== Segment start ==
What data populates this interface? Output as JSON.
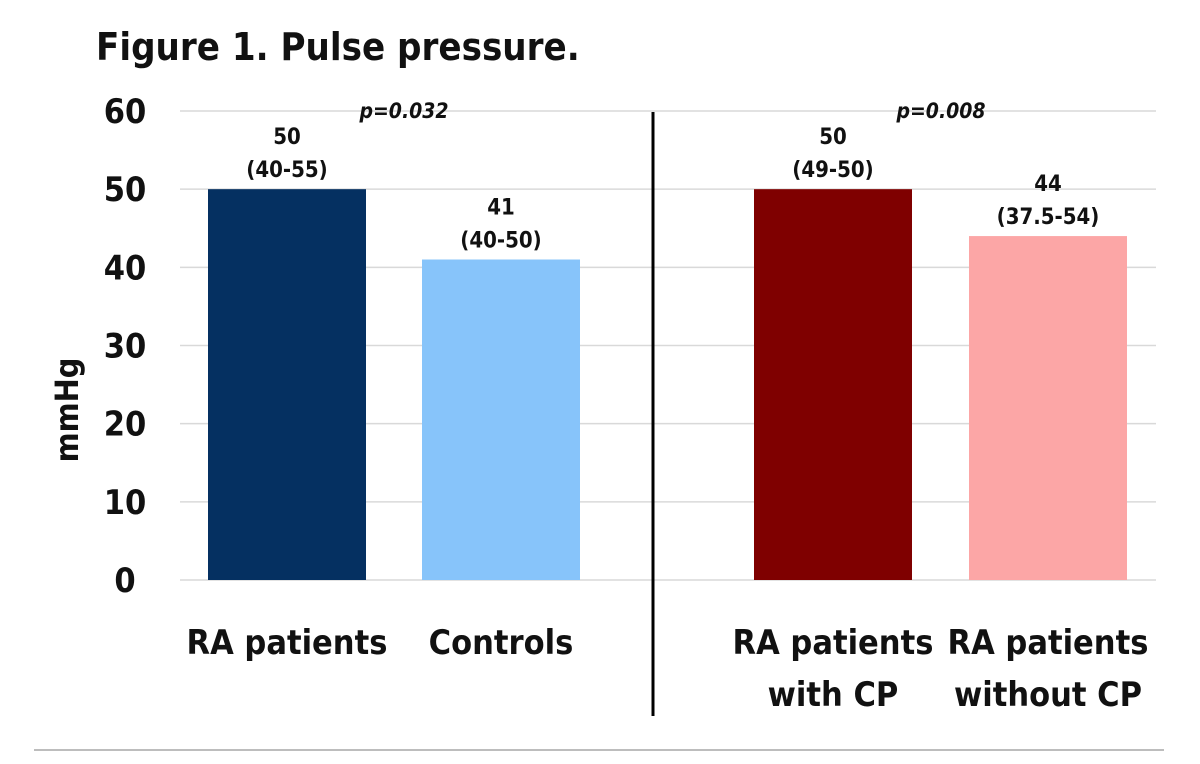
{
  "chart_data": {
    "type": "bar",
    "title": "Figure 1. Pulse pressure.",
    "ylabel": "mmHg",
    "ylim": [
      0,
      60
    ],
    "yticks": [
      0,
      10,
      20,
      30,
      40,
      50,
      60
    ],
    "grid": true,
    "bars": [
      {
        "category": [
          "RA patients"
        ],
        "value": 50,
        "label_top": "50",
        "label_range": "(40-55)",
        "color": "#053061"
      },
      {
        "category": [
          "Controls"
        ],
        "value": 41,
        "label_top": "41",
        "label_range": "(40-50)",
        "color": "#87c4fa"
      },
      {
        "category": [
          "RA patients",
          "with CP"
        ],
        "value": 50,
        "label_top": "50",
        "label_range": "(49-50)",
        "color": "#7f0000"
      },
      {
        "category": [
          "RA patients",
          "without CP"
        ],
        "value": 44,
        "label_top": "44",
        "label_range": "(37.5-54)",
        "color": "#fca6a6"
      }
    ],
    "annotations": [
      {
        "text": "p=0.032",
        "group": 0
      },
      {
        "text": "p=0.008",
        "group": 1
      }
    ]
  }
}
== Segment end ==
**Work to complete**
The expected answer holds each line from the listing above where the string "color" is present.

**Your solution**
        "color": "#053061"
        "color": "#87c4fa"
        "color": "#7f0000"
        "color": "#fca6a6"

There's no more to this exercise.